REQUIRED TASK:
Copy out the listing that follows, exactly, without its pictures.

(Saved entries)
____________________

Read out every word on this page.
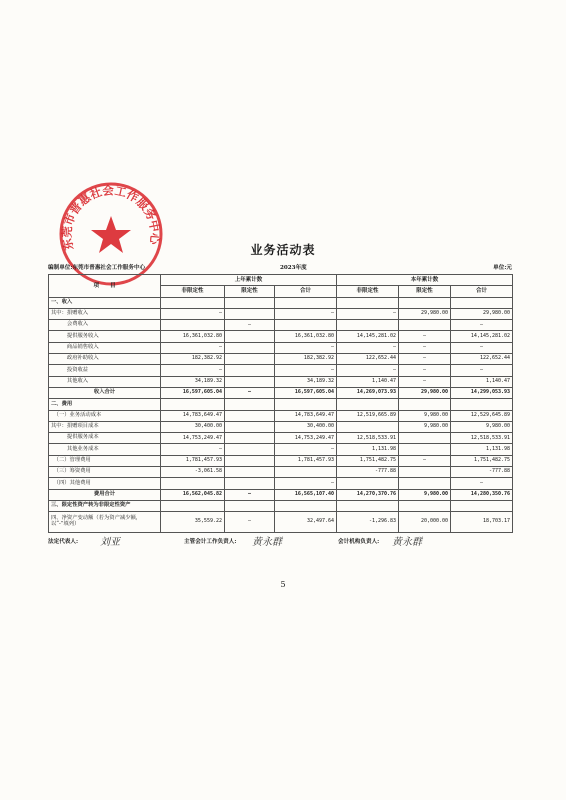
东莞市普惠社会工作服务中心
业务活动表
编制单位:东莞市普惠社会工作服务中心	2023年度	单位:元
项　　目	上年累计数			本年累计数		
	非限定性	限定性	合计	非限定性	限定性	合计
一、收入						
其中：捐赠收入	–		–	–	29,980.00	29,980.00
　　　会费收入		–				–
　　　提供服务收入	16,361,032.80		16,361,032.80	14,145,281.02	–	14,145,281.02
　　　商品销售收入	–		–	–	–	–
　　　政府补助收入	182,382.92		182,382.92	122,652.44	–	122,652.44
　　　投资收益	–		–	–	–	–
　　　其他收入	34,189.32		34,189.32	1,140.47	–	1,140.47
收入合计	16,597,605.04	–	16,597,605.04	14,269,073.93	29,980.00	14,299,053.93
二、费用						
　（一）业务活动成本	14,783,649.47		14,783,649.47	12,519,665.89	9,980.00	12,529,645.89
其中：捐赠项目成本	30,400.00		30,400.00		9,980.00	9,980.00
　　　提供服务成本	14,753,249.47		14,753,249.47	12,518,533.91		12,518,533.91
　　　其他业务成本	–		–	1,131.98		1,131.98
　（二）管理费用	1,781,457.93		1,781,457.93	1,751,482.75	–	1,751,482.75
　（三）筹资费用	-3,061.58			-777.88		-777.88
　（四）其他费用			–			–
费用合计	16,562,045.82	–	16,565,107.40	14,270,370.76	9,980.00	14,280,350.76
三、限定性资产转为非限定性资产						
四、净资产变动额（若为资产减少额，以“-”填列）	35,559.22	–	32,497.64	-1,296.83	20,000.00	18,703.17
法定代表人: 刘亚	主管会计工作负责人: 黄永群	会计机构负责人: 黄永群
5
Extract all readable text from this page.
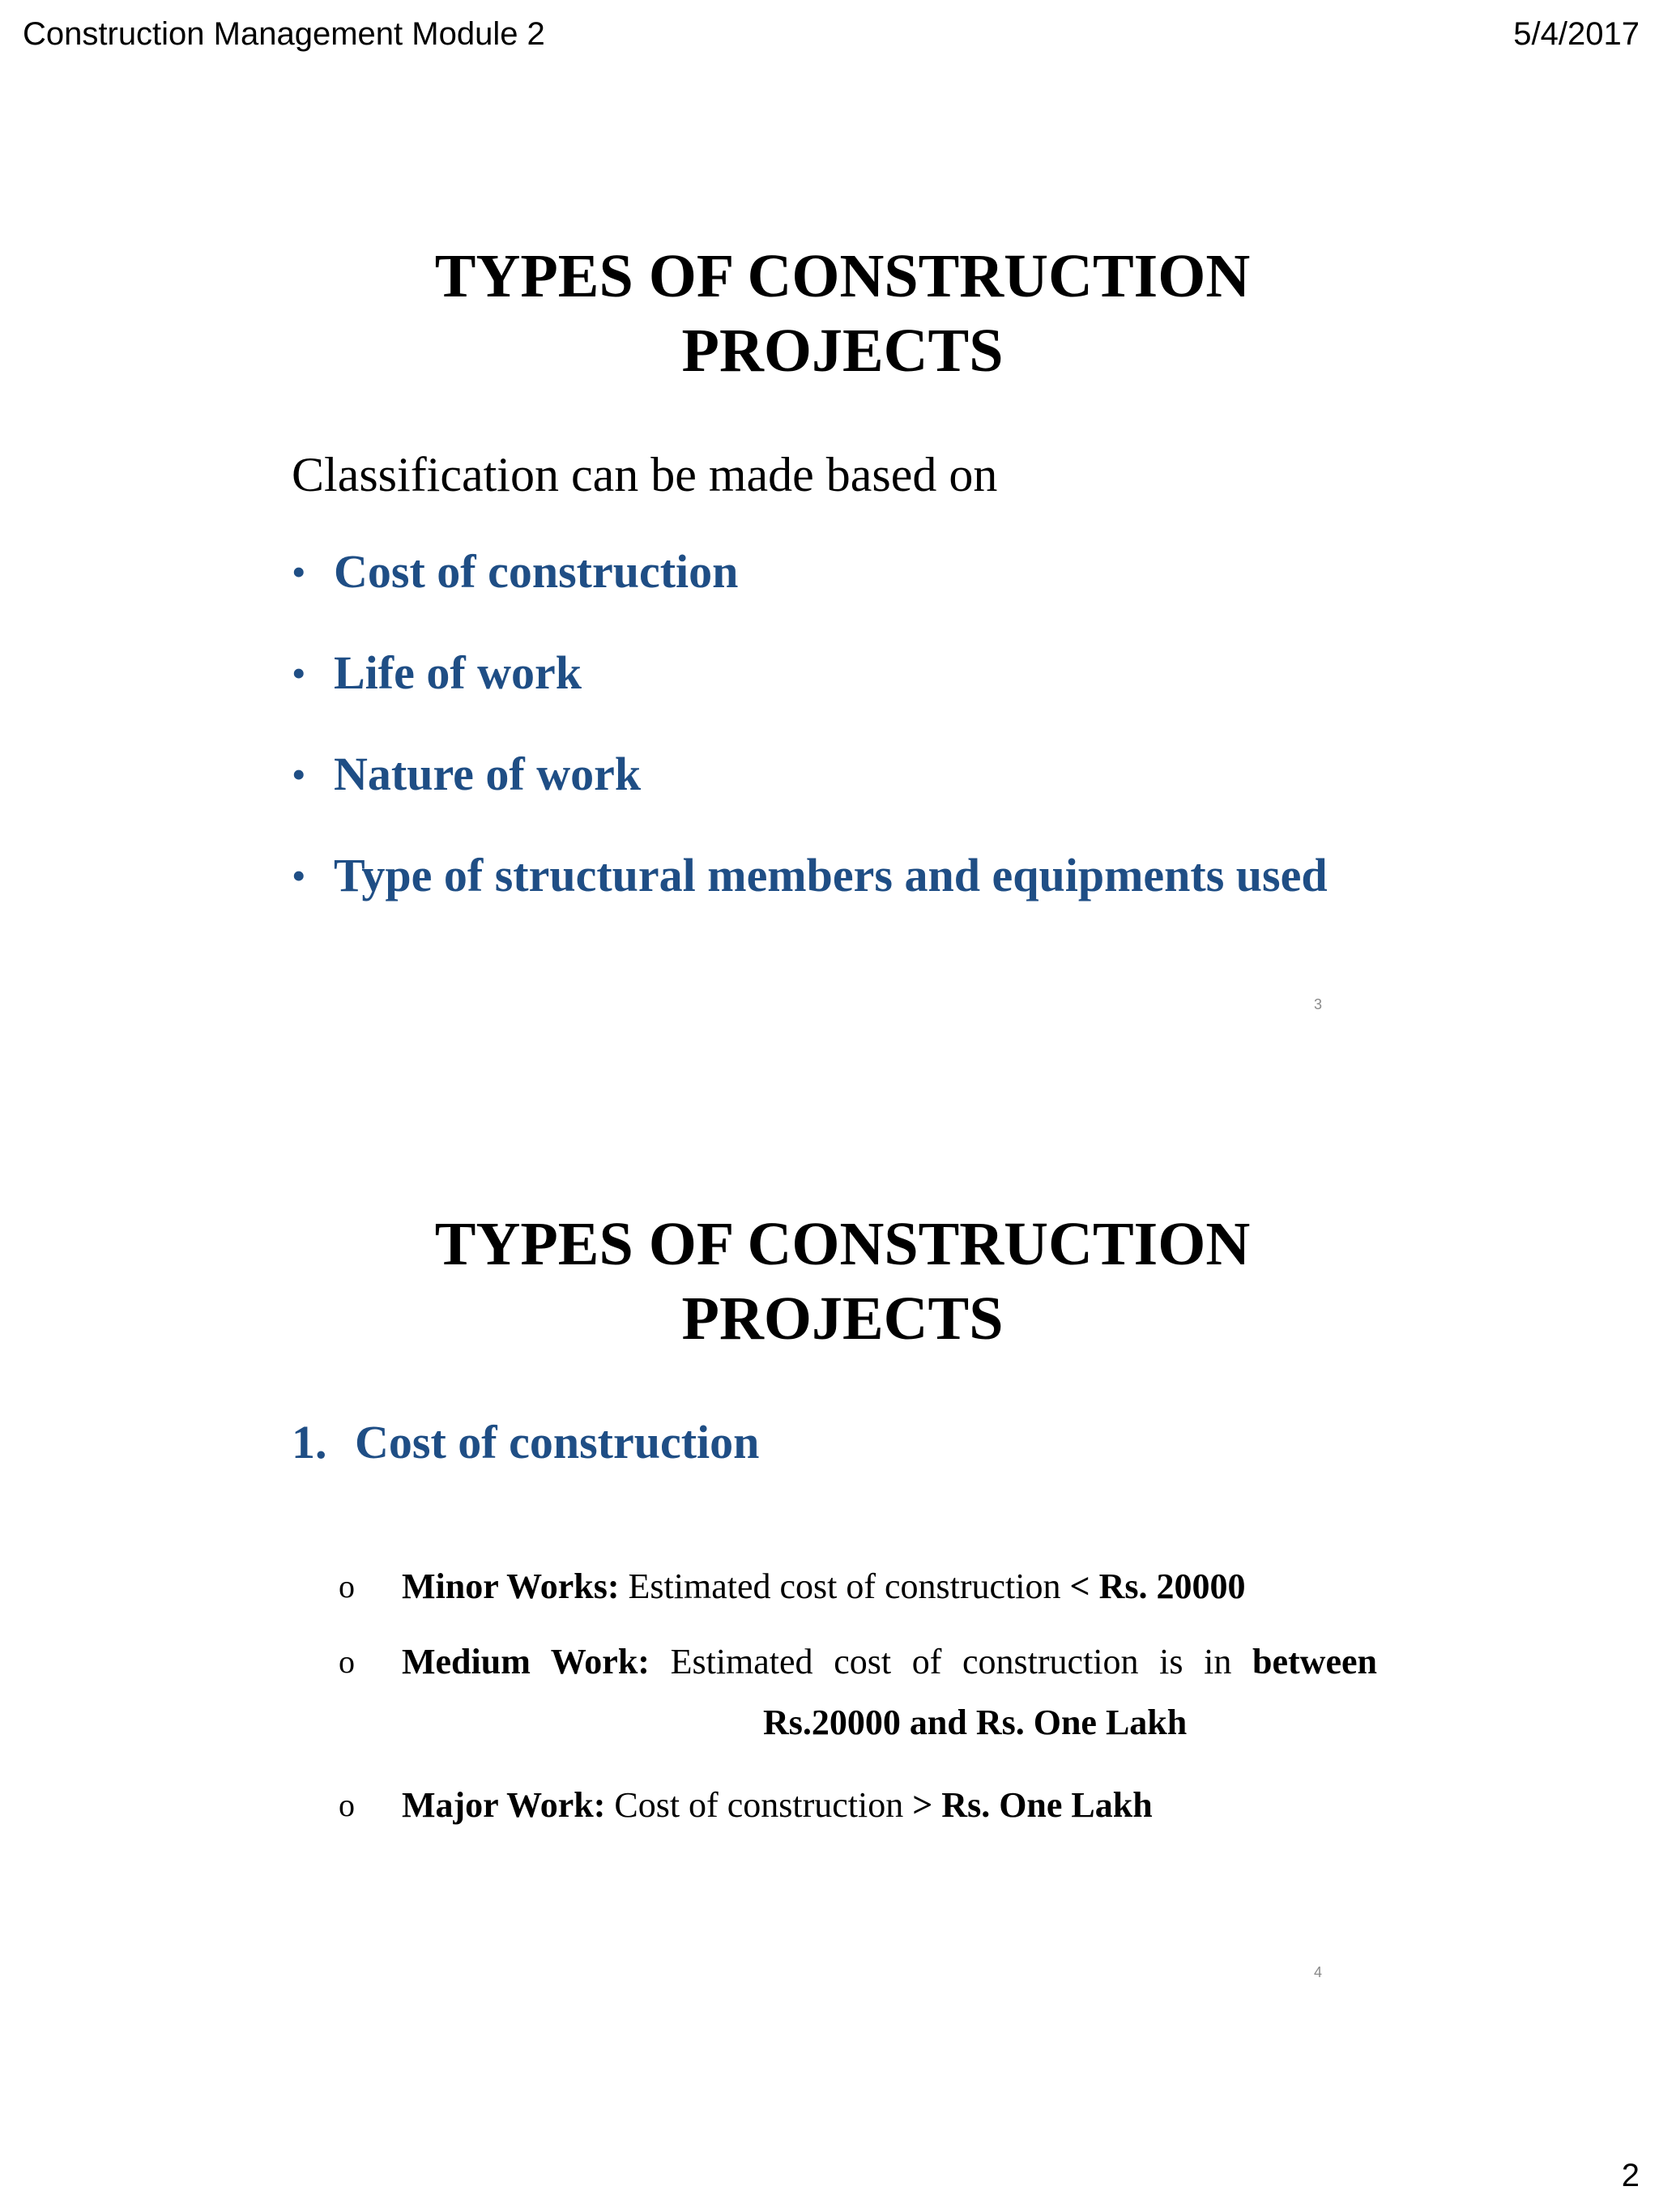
Construction Management Module 2	5/4/2017
TYPES OF CONSTRUCTION
PROJECTS
Classification can be made based on
• Cost of construction
• Life of work
• Nature of work
• Type of structural members and equipments used
3
TYPES OF CONSTRUCTION
PROJECTS
1. Cost of construction
o Minor Works: Estimated cost of construction < Rs. 20000
o Medium Work: Estimated cost of construction is in between
Rs.20000 and Rs. One Lakh
o Major Work: Cost of construction > Rs. One Lakh
4
2
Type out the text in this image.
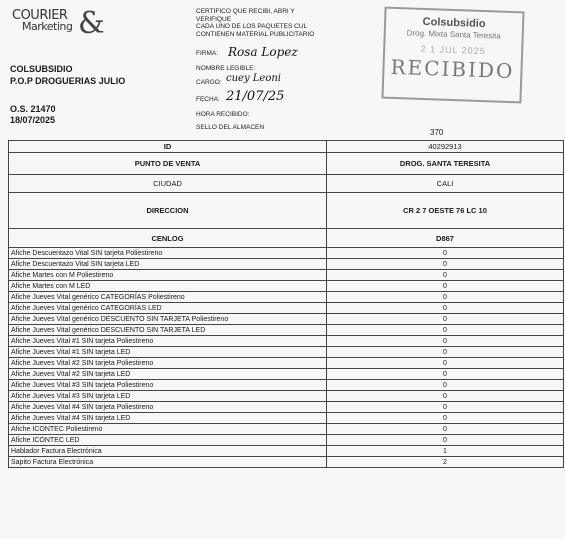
COURIER
Marketing &
COLSUBSIDIO
P.O.P DROGUERIAS JULIO
O.S. 21470
18/07/2025
CERTIFICO QUE RECIBI, ABRI Y
VERIFIQUE
CADA UNO DE LOS PAQUETES CUL
CONTIENEN MATERIAL PUBLICITARIO
FIRMA: Rosa Lopez
NOMBRE LEGIBLE:
CARGO: cuey Leoni
FECHA: 21/07/25
HORA RECIBIDO:
SELLO DEL ALMACEN
Colsubsidio
Drog. Mixta Santa Teresita
2 1 JUL 2025
RECIBIDO
370
ID	40292913
PUNTO DE VENTA	DROG. SANTA TERESITA
CIUDAD	CALI
DIRECCION	CR 2 7 OESTE 76 LC 10
CENLOG	D867
Afiche Descuentazo Vital SIN tarjeta Poliestireno	0
Afiche Descuentazo Vital SIN tarjeta LED	0
Afiche Martes con M Poliestireno	0
Afiche Martes con M LED	0
Afiche Jueves Vital genérico CATEGORÍAS Poliestireno	0
Afiche Jueves Vital genérico CATEGORÍAS LED	0
Afiche Jueves Vital genérico DESCUENTO SIN TARJETA Poliestireno	0
Afiche Jueves Vital genérico DESCUENTO SIN TARJETA LED	0
Afiche Jueves Vital #1 SIN tarjeta Poliestireno	0
Afiche Jueves Vital #1 SIN tarjeta LED	0
Afiche Jueves Vital #2 SIN tarjeta Poliestireno	0
Afiche Jueves Vital #2 SIN tarjeta LED	0
Afiche Jueves Vital #3 SIN tarjeta Poliestireno	0
Afiche Jueves Vital #3 SIN tarjeta LED	0
Afiche Jueves Vital #4 SIN tarjeta Poliestireno	0
Afiche Jueves Vital #4 SIN tarjeta LED	0
Afiche ICONTEC Poliestireno	0
Afiche ICONTEC LED	0
Hablador Factura Electrónica	1
Sapito Factura Electrónica	2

____________________

RESULT OF THE TASK:
Read out every word on this page.
东莞市普惠社会工作服务中心
业务活动表
编制单位:东莞市普惠社会工作服务中心	2023年度	单位:元
项　　目	上年累计数			本年累计数		
	非限定性	限定性	合计	非限定性	限定性	合计
一、收入						
其中：捐赠收入	–		–	–	29,980.00	29,980.00
　　　会费收入		–				–
　　　提供服务收入	16,361,032.80		16,361,032.80	14,145,281.02	–	14,145,281.02
　　　商品销售收入	–		–	–	–	–
　　　政府补助收入	182,382.92		182,382.92	122,652.44	–	122,652.44
　　　投资收益	–		–	–	–	–
　　　其他收入	34,189.32		34,189.32	1,140.47	–	1,140.47
收入合计	16,597,605.04	–	16,597,605.04	14,269,073.93	29,980.00	14,299,053.93
二、费用						
　（一）业务活动成本	14,783,649.47		14,783,649.47	12,519,665.89	9,980.00	12,529,645.89
其中：捐赠项目成本	30,400.00		30,400.00		9,980.00	9,980.00
　　　提供服务成本	14,753,249.47		14,753,249.47	12,518,533.91		12,518,533.91
　　　其他业务成本	–		–	1,131.98		1,131.98
　（二）管理费用	1,781,457.93		1,781,457.93	1,751,482.75	–	1,751,482.75
　（三）筹资费用	-3,061.58			-777.88		-777.88
　（四）其他费用			–			–
费用合计	16,562,045.82	–	16,565,107.40	14,270,370.76	9,980.00	14,280,350.76
三、限定性资产转为非限定性资产						
四、净资产变动额（若为资产减少额，以“-”填列）	35,559.22	–	32,497.64	-1,296.83	20,000.00	18,703.17
法定代表人: 刘亚	主管会计工作负责人: 黄永群	会计机构负责人: 黄永群
5
Extract all readable text from this page.
Construction Management Module 2	5/4/2017
TYPES OF CONSTRUCTION
PROJECTS
Classification can be made based on
• Cost of construction
• Life of work
• Nature of work
• Type of structural members and equipments used
3
TYPES OF CONSTRUCTION
PROJECTS
1. Cost of construction
o Minor Works: Estimated cost of construction < Rs. 20000
o Medium Work: Estimated cost of construction is in between
Rs.20000 and Rs. One Lakh
o Major Work: Cost of construction > Rs. One Lakh
4
2
Type out the text in this image.
COURIER
Marketing &
COLSUBSIDIO
P.O.P DROGUERIAS JULIO
O.S. 21470
18/07/2025
CERTIFICO QUE RECIBI, ABRI Y
VERIFIQUE
CADA UNO DE LOS PAQUETES CUL
CONTIENEN MATERIAL PUBLICITARIO
FIRMA: Rosa Lopez
NOMBRE LEGIBLE:
CARGO: cuey Leoni
FECHA: 21/07/25
HORA RECIBIDO:
SELLO DEL ALMACEN
Colsubsidio
Drog. Mixta Santa Teresita
2 1 JUL 2025
RECIBIDO
370
ID	40292913
PUNTO DE VENTA	DROG. SANTA TERESITA
CIUDAD	CALI
DIRECCION	CR 2 7 OESTE 76 LC 10
CENLOG	D867
Afiche Descuentazo Vital SIN tarjeta Poliestireno	0
Afiche Descuentazo Vital SIN tarjeta LED	0
Afiche Martes con M Poliestireno	0
Afiche Martes con M LED	0
Afiche Jueves Vital genérico CATEGORÍAS Poliestireno	0
Afiche Jueves Vital genérico CATEGORÍAS LED	0
Afiche Jueves Vital genérico DESCUENTO SIN TARJETA Poliestireno	0
Afiche Jueves Vital genérico DESCUENTO SIN TARJETA LED	0
Afiche Jueves Vital #1 SIN tarjeta Poliestireno	0
Afiche Jueves Vital #1 SIN tarjeta LED	0
Afiche Jueves Vital #2 SIN tarjeta Poliestireno	0
Afiche Jueves Vital #2 SIN tarjeta LED	0
Afiche Jueves Vital #3 SIN tarjeta Poliestireno	0
Afiche Jueves Vital #3 SIN tarjeta LED	0
Afiche Jueves Vital #4 SIN tarjeta Poliestireno	0
Afiche Jueves Vital #4 SIN tarjeta LED	0
Afiche ICONTEC Poliestireno	0
Afiche ICONTEC LED	0
Hablador Factura Electrónica	1
Sapito Factura Electrónica	2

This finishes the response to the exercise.